The required output is a copy of each line in the material below that includes "Long".
(THE RECORDS Opens)
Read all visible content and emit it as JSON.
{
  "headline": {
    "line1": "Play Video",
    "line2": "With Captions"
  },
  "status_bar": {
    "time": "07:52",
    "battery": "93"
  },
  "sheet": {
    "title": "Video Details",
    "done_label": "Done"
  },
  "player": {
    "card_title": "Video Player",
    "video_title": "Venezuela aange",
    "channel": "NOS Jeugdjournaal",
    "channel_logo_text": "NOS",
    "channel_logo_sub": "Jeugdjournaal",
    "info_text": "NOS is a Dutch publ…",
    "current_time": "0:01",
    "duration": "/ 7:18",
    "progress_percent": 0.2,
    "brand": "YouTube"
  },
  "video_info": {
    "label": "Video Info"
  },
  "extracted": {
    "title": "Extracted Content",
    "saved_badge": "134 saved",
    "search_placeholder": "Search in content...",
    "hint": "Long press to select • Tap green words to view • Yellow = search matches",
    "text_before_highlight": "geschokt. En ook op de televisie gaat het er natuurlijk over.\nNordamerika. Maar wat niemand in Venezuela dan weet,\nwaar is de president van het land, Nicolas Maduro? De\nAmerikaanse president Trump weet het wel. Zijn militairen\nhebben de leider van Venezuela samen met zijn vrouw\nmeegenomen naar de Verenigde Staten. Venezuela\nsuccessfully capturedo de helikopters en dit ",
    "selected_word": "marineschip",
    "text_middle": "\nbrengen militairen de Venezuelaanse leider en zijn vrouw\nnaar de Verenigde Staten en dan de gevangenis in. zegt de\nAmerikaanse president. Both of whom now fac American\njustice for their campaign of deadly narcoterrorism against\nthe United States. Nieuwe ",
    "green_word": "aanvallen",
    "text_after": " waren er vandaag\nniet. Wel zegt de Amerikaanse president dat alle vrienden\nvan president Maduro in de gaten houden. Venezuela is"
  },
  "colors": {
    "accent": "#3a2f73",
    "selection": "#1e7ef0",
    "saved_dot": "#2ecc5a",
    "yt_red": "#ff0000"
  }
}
(THE RECORDS Closes)
(THE RECORDS Opens)
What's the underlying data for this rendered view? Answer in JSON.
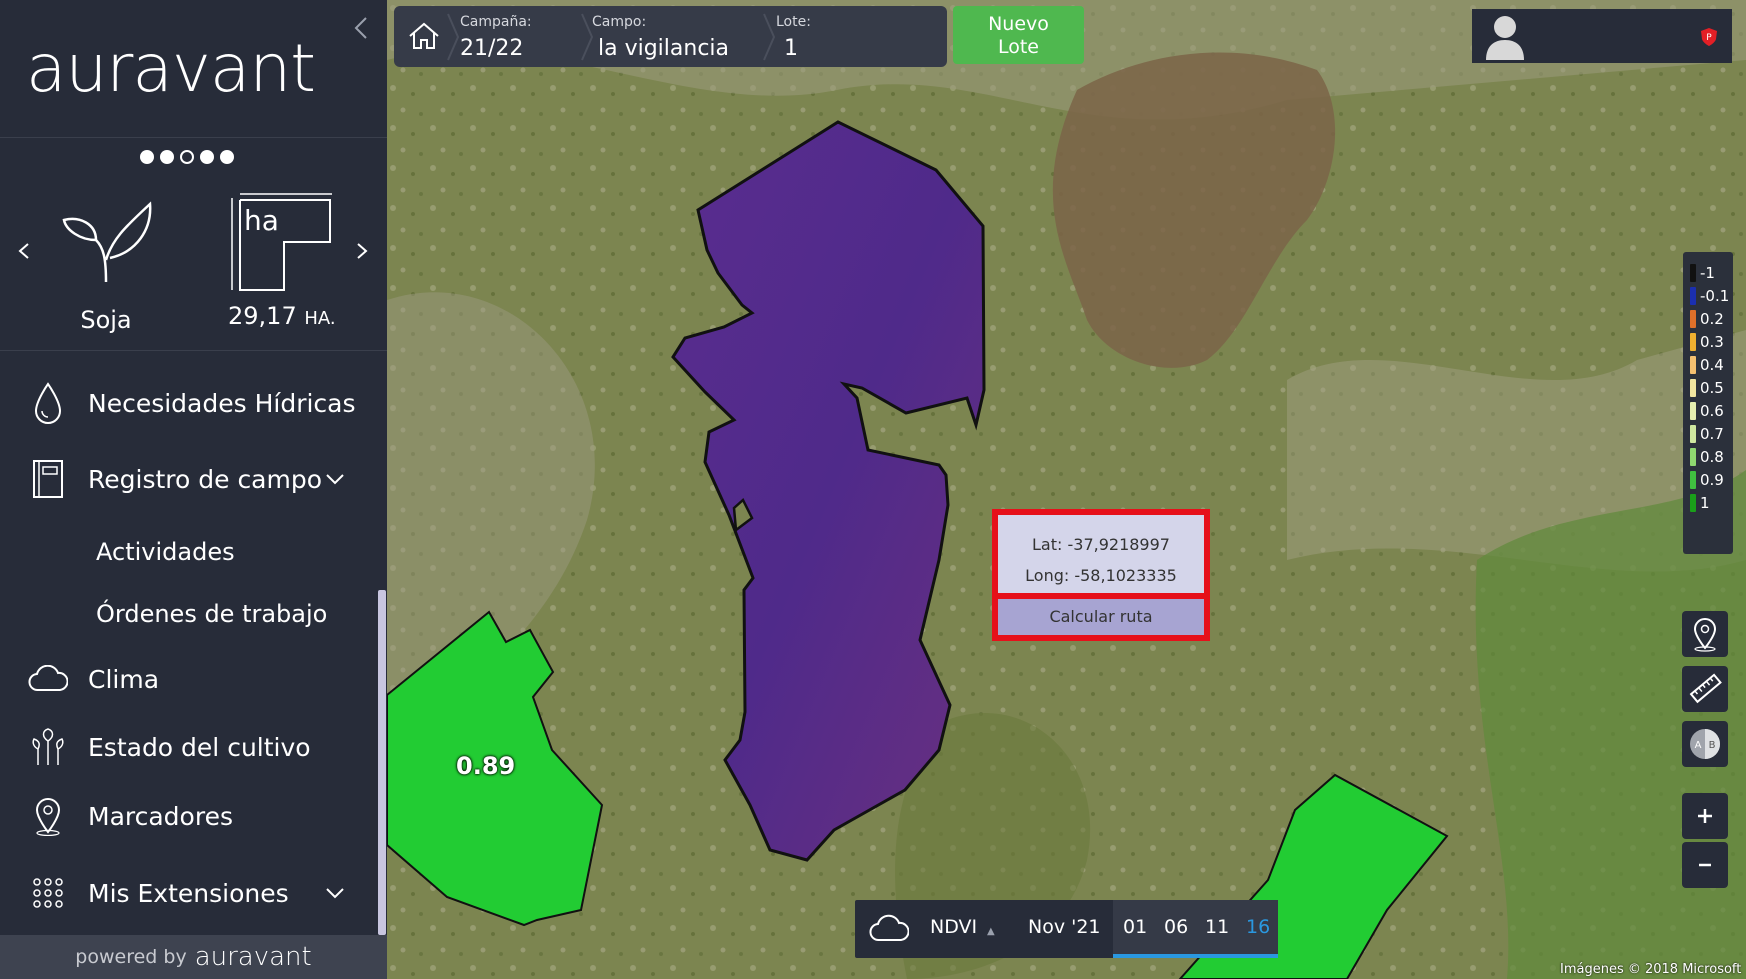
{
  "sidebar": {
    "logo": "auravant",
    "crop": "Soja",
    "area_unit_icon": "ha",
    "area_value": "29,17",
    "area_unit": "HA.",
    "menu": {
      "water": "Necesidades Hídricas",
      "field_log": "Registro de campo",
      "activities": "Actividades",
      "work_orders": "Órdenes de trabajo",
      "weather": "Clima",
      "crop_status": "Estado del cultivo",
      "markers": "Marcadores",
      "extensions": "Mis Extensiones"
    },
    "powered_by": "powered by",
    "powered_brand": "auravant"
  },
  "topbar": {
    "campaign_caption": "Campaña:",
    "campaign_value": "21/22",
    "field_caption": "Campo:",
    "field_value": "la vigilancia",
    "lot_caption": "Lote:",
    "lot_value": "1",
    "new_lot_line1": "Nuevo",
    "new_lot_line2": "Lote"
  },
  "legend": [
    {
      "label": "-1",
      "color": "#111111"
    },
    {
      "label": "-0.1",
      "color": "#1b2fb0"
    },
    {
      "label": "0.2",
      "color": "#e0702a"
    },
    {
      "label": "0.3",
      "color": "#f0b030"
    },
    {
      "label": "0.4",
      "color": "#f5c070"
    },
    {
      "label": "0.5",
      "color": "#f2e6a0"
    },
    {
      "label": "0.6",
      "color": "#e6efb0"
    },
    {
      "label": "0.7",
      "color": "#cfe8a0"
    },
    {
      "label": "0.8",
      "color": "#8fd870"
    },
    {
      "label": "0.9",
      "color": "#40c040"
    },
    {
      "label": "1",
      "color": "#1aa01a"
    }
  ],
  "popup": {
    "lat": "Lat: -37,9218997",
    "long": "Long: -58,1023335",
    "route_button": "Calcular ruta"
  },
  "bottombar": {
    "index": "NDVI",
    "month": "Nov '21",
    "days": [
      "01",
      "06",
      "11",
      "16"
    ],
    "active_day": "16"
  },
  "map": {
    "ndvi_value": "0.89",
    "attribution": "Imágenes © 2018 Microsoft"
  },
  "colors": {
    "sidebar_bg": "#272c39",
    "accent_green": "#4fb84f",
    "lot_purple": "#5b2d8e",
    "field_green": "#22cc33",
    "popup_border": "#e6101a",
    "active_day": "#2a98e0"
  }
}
(THE RECORDS Closes)
• **REPLY TO THE EXERCISE**
    "hint": "Long press to select • Tap green words to view • Yellow = search matches",
    "long": "Long: -58,1023335",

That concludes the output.